Stated exercise
Repeat the data verbatim.

Dataset records
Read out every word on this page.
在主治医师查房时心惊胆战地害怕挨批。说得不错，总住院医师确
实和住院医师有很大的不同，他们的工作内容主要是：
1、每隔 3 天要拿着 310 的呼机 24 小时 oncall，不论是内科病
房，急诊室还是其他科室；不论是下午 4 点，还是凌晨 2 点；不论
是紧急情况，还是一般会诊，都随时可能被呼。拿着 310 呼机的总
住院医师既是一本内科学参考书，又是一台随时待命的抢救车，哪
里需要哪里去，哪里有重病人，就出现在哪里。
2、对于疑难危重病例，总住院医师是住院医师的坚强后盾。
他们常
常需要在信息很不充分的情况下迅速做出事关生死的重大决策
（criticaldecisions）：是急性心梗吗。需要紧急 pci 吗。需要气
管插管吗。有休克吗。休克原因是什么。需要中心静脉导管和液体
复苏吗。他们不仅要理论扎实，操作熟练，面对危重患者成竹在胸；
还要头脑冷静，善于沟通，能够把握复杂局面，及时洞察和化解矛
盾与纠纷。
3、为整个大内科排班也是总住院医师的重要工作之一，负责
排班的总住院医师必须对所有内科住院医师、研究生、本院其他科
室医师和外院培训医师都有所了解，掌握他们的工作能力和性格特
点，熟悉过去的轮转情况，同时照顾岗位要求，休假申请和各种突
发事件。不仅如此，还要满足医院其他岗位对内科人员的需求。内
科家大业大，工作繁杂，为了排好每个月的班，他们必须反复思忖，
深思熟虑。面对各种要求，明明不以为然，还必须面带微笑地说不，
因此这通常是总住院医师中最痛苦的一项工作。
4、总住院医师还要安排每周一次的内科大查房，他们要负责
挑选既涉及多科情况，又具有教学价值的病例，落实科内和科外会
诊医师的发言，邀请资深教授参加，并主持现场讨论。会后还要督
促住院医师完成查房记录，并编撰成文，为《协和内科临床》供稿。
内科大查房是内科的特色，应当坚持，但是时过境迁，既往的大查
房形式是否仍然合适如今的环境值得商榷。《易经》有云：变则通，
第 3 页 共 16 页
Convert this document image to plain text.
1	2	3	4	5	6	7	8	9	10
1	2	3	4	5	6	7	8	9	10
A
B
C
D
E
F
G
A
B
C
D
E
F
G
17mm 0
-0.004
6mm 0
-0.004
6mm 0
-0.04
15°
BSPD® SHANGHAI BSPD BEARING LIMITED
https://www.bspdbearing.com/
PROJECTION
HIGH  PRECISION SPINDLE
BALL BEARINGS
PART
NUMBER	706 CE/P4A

Solution below
Read out every word on this page.
在主治医师查房时心惊胆战地害怕挨批。说得不错，总住院医师确
实和住院医师有很大的不同，他们的工作内容主要是：
1、每隔 3 天要拿着 310 的呼机 24 小时 oncall，不论是内科病
房，急诊室还是其他科室；不论是下午 4 点，还是凌晨 2 点；不论
是紧急情况，还是一般会诊，都随时可能被呼。拿着 310 呼机的总
住院医师既是一本内科学参考书，又是一台随时待命的抢救车，哪
里需要哪里去，哪里有重病人，就出现在哪里。
2、对于疑难危重病例，总住院医师是住院医师的坚强后盾。
他们常
常需要在信息很不充分的情况下迅速做出事关生死的重大决策
（criticaldecisions）：是急性心梗吗。需要紧急 pci 吗。需要气
管插管吗。有休克吗。休克原因是什么。需要中心静脉导管和液体
复苏吗。他们不仅要理论扎实，操作熟练，面对危重患者成竹在胸；
还要头脑冷静，善于沟通，能够把握复杂局面，及时洞察和化解矛
盾与纠纷。
3、为整个大内科排班也是总住院医师的重要工作之一，负责
排班的总住院医师必须对所有内科住院医师、研究生、本院其他科
室医师和外院培训医师都有所了解，掌握他们的工作能力和性格特
点，熟悉过去的轮转情况，同时照顾岗位要求，休假申请和各种突
发事件。不仅如此，还要满足医院其他岗位对内科人员的需求。内
科家大业大，工作繁杂，为了排好每个月的班，他们必须反复思忖，
深思熟虑。面对各种要求，明明不以为然，还必须面带微笑地说不，
因此这通常是总住院医师中最痛苦的一项工作。
4、总住院医师还要安排每周一次的内科大查房，他们要负责
挑选既涉及多科情况，又具有教学价值的病例，落实科内和科外会
诊医师的发言，邀请资深教授参加，并主持现场讨论。会后还要督
促住院医师完成查房记录，并编撰成文，为《协和内科临床》供稿。
内科大查房是内科的特色，应当坚持，但是时过境迁，既往的大查
房形式是否仍然合适如今的环境值得商榷。《易经》有云：变则通，
第 3 页 共 16 页
Convert this document image to plain text.
1	2	3	4	5	6	7	8	9	10
1	2	3	4	5	6	7	8	9	10
A
B
C
D
E
F
G
A
B
C
D
E
F
G
17mm 0
-0.004
6mm 0
-0.004
6mm 0
-0.04
15°
BSPD® SHANGHAI BSPD BEARING LIMITED
https://www.bspdbearing.com/
PROJECTION
HIGH  PRECISION SPINDLE
BALL BEARINGS
PART
NUMBER	706 CE/P4A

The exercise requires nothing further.